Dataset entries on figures
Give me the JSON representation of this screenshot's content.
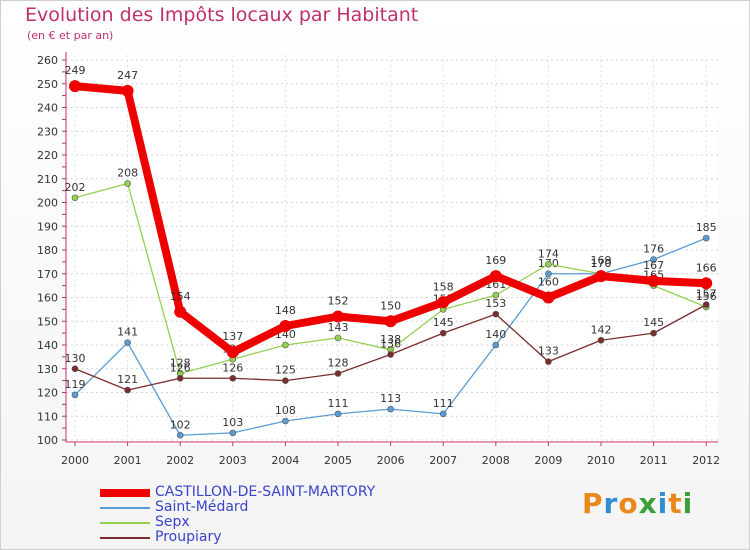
{
  "chart_data": {
    "type": "line",
    "title": "Evolution des Impôts locaux par Habitant",
    "subtitle": "(en € et par an)",
    "xlabel": "",
    "ylabel": "",
    "ylim": [
      100,
      260
    ],
    "yticks": [
      100,
      110,
      120,
      130,
      140,
      150,
      160,
      170,
      180,
      190,
      200,
      210,
      220,
      230,
      240,
      250,
      260
    ],
    "categories": [
      "2000",
      "2001",
      "2002",
      "2003",
      "2004",
      "2005",
      "2006",
      "2007",
      "2008",
      "2009",
      "2010",
      "2011",
      "2012"
    ],
    "series": [
      {
        "name": "Saint-Médard",
        "color": "#5b9bd5",
        "values": [
          119,
          141,
          102,
          103,
          108,
          111,
          113,
          111,
          140,
          170,
          170,
          176,
          185
        ]
      },
      {
        "name": "Sepx",
        "color": "#92d050",
        "values": [
          202,
          208,
          128,
          134,
          140,
          143,
          138,
          155,
          161,
          174,
          170,
          165,
          156
        ]
      },
      {
        "name": "Proupiary",
        "color": "#7b2c2c",
        "values": [
          130,
          121,
          126,
          126,
          125,
          128,
          136,
          145,
          153,
          133,
          142,
          145,
          157
        ]
      },
      {
        "name": "CASTILLON-DE-SAINT-MARTORY",
        "color": "#ee0000",
        "values": [
          249,
          247,
          154,
          137,
          148,
          152,
          150,
          158,
          169,
          160,
          169,
          167,
          166
        ]
      }
    ],
    "legend_order": [
      "CASTILLON-DE-SAINT-MARTORY",
      "Saint-Médard",
      "Sepx",
      "Proupiary"
    ],
    "legend_position": "bottom-left"
  },
  "brand": {
    "letters": [
      "P",
      "r",
      "o",
      "x",
      "i",
      "t",
      "i"
    ],
    "colors": [
      "#e8891a",
      "#2f8fd0",
      "#e8891a",
      "#3aa03a",
      "#2f8fd0",
      "#e8891a",
      "#3aa03a"
    ]
  }
}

■ **What is required**
Give only the number of lines in the records that contain the string "CASTILLON".

■ **Expected output**
2